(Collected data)
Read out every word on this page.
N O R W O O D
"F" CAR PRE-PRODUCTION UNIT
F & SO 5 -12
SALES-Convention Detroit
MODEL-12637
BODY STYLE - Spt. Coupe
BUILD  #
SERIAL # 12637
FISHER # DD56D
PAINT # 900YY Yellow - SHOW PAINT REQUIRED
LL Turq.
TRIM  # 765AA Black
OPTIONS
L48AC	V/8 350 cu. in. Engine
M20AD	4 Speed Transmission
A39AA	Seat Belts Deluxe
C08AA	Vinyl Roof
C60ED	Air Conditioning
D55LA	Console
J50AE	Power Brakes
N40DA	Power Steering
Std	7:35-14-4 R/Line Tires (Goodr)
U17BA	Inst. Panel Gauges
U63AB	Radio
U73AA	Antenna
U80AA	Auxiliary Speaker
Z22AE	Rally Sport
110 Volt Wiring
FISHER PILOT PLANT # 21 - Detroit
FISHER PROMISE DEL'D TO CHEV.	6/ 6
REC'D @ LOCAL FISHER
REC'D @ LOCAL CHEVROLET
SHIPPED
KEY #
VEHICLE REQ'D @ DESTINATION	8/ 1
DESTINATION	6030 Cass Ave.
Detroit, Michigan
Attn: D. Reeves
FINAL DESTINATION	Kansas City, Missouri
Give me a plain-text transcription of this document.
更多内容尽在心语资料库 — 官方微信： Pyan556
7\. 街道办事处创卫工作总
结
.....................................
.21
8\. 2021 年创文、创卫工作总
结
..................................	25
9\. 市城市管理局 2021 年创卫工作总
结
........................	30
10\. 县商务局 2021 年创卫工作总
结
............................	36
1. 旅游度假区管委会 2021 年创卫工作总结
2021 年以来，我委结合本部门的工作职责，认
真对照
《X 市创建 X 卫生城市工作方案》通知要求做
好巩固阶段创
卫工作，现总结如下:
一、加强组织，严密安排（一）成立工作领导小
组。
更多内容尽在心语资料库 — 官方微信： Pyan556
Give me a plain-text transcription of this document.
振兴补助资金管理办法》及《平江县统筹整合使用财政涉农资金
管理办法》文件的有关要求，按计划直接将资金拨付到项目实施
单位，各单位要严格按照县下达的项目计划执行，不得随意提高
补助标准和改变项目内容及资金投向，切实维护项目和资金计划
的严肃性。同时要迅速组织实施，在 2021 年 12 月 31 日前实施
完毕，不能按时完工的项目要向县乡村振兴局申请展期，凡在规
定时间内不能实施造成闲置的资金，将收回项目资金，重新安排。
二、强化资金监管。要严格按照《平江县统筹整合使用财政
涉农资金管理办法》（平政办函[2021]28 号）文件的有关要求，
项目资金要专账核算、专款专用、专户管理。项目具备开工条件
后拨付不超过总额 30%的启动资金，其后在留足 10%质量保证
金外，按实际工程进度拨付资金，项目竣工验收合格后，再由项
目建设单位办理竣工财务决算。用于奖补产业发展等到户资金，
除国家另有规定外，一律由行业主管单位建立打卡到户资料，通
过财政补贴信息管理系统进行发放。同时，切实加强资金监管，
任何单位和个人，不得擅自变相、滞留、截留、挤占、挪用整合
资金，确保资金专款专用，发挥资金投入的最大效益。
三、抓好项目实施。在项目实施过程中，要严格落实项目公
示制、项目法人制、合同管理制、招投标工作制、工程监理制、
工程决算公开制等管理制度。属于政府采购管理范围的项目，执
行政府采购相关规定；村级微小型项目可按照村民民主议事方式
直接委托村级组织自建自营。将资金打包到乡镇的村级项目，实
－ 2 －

— PROBLEM DESCRIPTION —
Transcribe the entire listing above precisely.

— EXERCISE ANSWER —
Read out every word on this page.
N O R W O O D
"F" CAR PRE-PRODUCTION UNIT
F & SO 5 -12
SALES-Convention Detroit
MODEL-12637
BODY STYLE - Spt. Coupe
BUILD  #
SERIAL # 12637
FISHER # DD56D
PAINT # 900YY Yellow - SHOW PAINT REQUIRED
LL Turq.
TRIM  # 765AA Black
OPTIONS
L48AC	V/8 350 cu. in. Engine
M20AD	4 Speed Transmission
A39AA	Seat Belts Deluxe
C08AA	Vinyl Roof
C60ED	Air Conditioning
D55LA	Console
J50AE	Power Brakes
N40DA	Power Steering
Std	7:35-14-4 R/Line Tires (Goodr)
U17BA	Inst. Panel Gauges
U63AB	Radio
U73AA	Antenna
U80AA	Auxiliary Speaker
Z22AE	Rally Sport
110 Volt Wiring
FISHER PILOT PLANT # 21 - Detroit
FISHER PROMISE DEL'D TO CHEV.	6/ 6
REC'D @ LOCAL FISHER
REC'D @ LOCAL CHEVROLET
SHIPPED
KEY #
VEHICLE REQ'D @ DESTINATION	8/ 1
DESTINATION	6030 Cass Ave.
Detroit, Michigan
Attn: D. Reeves
FINAL DESTINATION	Kansas City, Missouri
Give me a plain-text transcription of this document.
更多内容尽在心语资料库 — 官方微信： Pyan556
7\. 街道办事处创卫工作总
结
.....................................
.21
8\. 2021 年创文、创卫工作总
结
..................................	25
9\. 市城市管理局 2021 年创卫工作总
结
........................	30
10\. 县商务局 2021 年创卫工作总
结
............................	36
1. 旅游度假区管委会 2021 年创卫工作总结
2021 年以来，我委结合本部门的工作职责，认
真对照
《X 市创建 X 卫生城市工作方案》通知要求做
好巩固阶段创
卫工作，现总结如下:
一、加强组织，严密安排（一）成立工作领导小
组。
更多内容尽在心语资料库 — 官方微信： Pyan556
Give me a plain-text transcription of this document.
振兴补助资金管理办法》及《平江县统筹整合使用财政涉农资金
管理办法》文件的有关要求，按计划直接将资金拨付到项目实施
单位，各单位要严格按照县下达的项目计划执行，不得随意提高
补助标准和改变项目内容及资金投向，切实维护项目和资金计划
的严肃性。同时要迅速组织实施，在 2021 年 12 月 31 日前实施
完毕，不能按时完工的项目要向县乡村振兴局申请展期，凡在规
定时间内不能实施造成闲置的资金，将收回项目资金，重新安排。
二、强化资金监管。要严格按照《平江县统筹整合使用财政
涉农资金管理办法》（平政办函[2021]28 号）文件的有关要求，
项目资金要专账核算、专款专用、专户管理。项目具备开工条件
后拨付不超过总额 30%的启动资金，其后在留足 10%质量保证
金外，按实际工程进度拨付资金，项目竣工验收合格后，再由项
目建设单位办理竣工财务决算。用于奖补产业发展等到户资金，
除国家另有规定外，一律由行业主管单位建立打卡到户资料，通
过财政补贴信息管理系统进行发放。同时，切实加强资金监管，
任何单位和个人，不得擅自变相、滞留、截留、挤占、挪用整合
资金，确保资金专款专用，发挥资金投入的最大效益。
三、抓好项目实施。在项目实施过程中，要严格落实项目公
示制、项目法人制、合同管理制、招投标工作制、工程监理制、
工程决算公开制等管理制度。属于政府采购管理范围的项目，执
行政府采购相关规定；村级微小型项目可按照村民民主议事方式
直接委托村级组织自建自营。将资金打包到乡镇的村级项目，实
－ 2 －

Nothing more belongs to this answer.